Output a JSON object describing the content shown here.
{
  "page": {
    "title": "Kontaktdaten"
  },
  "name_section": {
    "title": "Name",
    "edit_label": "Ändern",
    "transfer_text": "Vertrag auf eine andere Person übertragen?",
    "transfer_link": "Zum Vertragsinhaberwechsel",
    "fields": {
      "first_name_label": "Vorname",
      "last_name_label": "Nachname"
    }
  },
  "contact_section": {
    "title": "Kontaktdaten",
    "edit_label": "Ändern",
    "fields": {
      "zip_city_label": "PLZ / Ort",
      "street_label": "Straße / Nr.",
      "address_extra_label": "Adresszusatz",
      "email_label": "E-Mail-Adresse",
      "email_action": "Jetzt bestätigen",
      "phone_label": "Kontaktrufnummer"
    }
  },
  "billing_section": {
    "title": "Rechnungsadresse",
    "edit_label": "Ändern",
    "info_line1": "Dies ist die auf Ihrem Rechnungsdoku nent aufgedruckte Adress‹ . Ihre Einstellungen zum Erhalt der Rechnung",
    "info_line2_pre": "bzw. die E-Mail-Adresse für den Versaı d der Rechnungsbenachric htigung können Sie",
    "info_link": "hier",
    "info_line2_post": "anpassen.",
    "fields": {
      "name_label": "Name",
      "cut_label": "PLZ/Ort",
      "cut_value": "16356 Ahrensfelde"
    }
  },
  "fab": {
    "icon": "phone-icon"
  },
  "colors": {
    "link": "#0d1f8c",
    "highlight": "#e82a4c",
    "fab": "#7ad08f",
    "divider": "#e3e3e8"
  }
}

____________

» PROMPT: Your task is to repeat every line exactly.

» TASK OUTPUT:
Output a JSON object describing the content shown here.
{
  "page": {
    "title": "Kontaktdaten"
  },
  "name_section": {
    "title": "Name",
    "edit_label": "Ändern",
    "transfer_text": "Vertrag auf eine andere Person übertragen?",
    "transfer_link": "Zum Vertragsinhaberwechsel",
    "fields": {
      "first_name_label": "Vorname",
      "last_name_label": "Nachname"
    }
  },
  "contact_section": {
    "title": "Kontaktdaten",
    "edit_label": "Ändern",
    "fields": {
      "zip_city_label": "PLZ / Ort",
      "street_label": "Straße / Nr.",
      "address_extra_label": "Adresszusatz",
      "email_label": "E-Mail-Adresse",
      "email_action": "Jetzt bestätigen",
      "phone_label": "Kontaktrufnummer"
    }
  },
  "billing_section": {
    "title": "Rechnungsadresse",
    "edit_label": "Ändern",
    "info_line1": "Dies ist die auf Ihrem Rechnungsdoku nent aufgedruckte Adress‹ . Ihre Einstellungen zum Erhalt der Rechnung",
    "info_line2_pre": "bzw. die E-Mail-Adresse für den Versaı d der Rechnungsbenachric htigung können Sie",
    "info_link": "hier",
    "info_line2_post": "anpassen.",
    "fields": {
      "name_label": "Name",
      "cut_label": "PLZ/Ort",
      "cut_value": "16356 Ahrensfelde"
    }
  },
  "fab": {
    "icon": "phone-icon"
  },
  "colors": {
    "link": "#0d1f8c",
    "highlight": "#e82a4c",
    "fab": "#7ad08f",
    "divider": "#e3e3e8"
  }
}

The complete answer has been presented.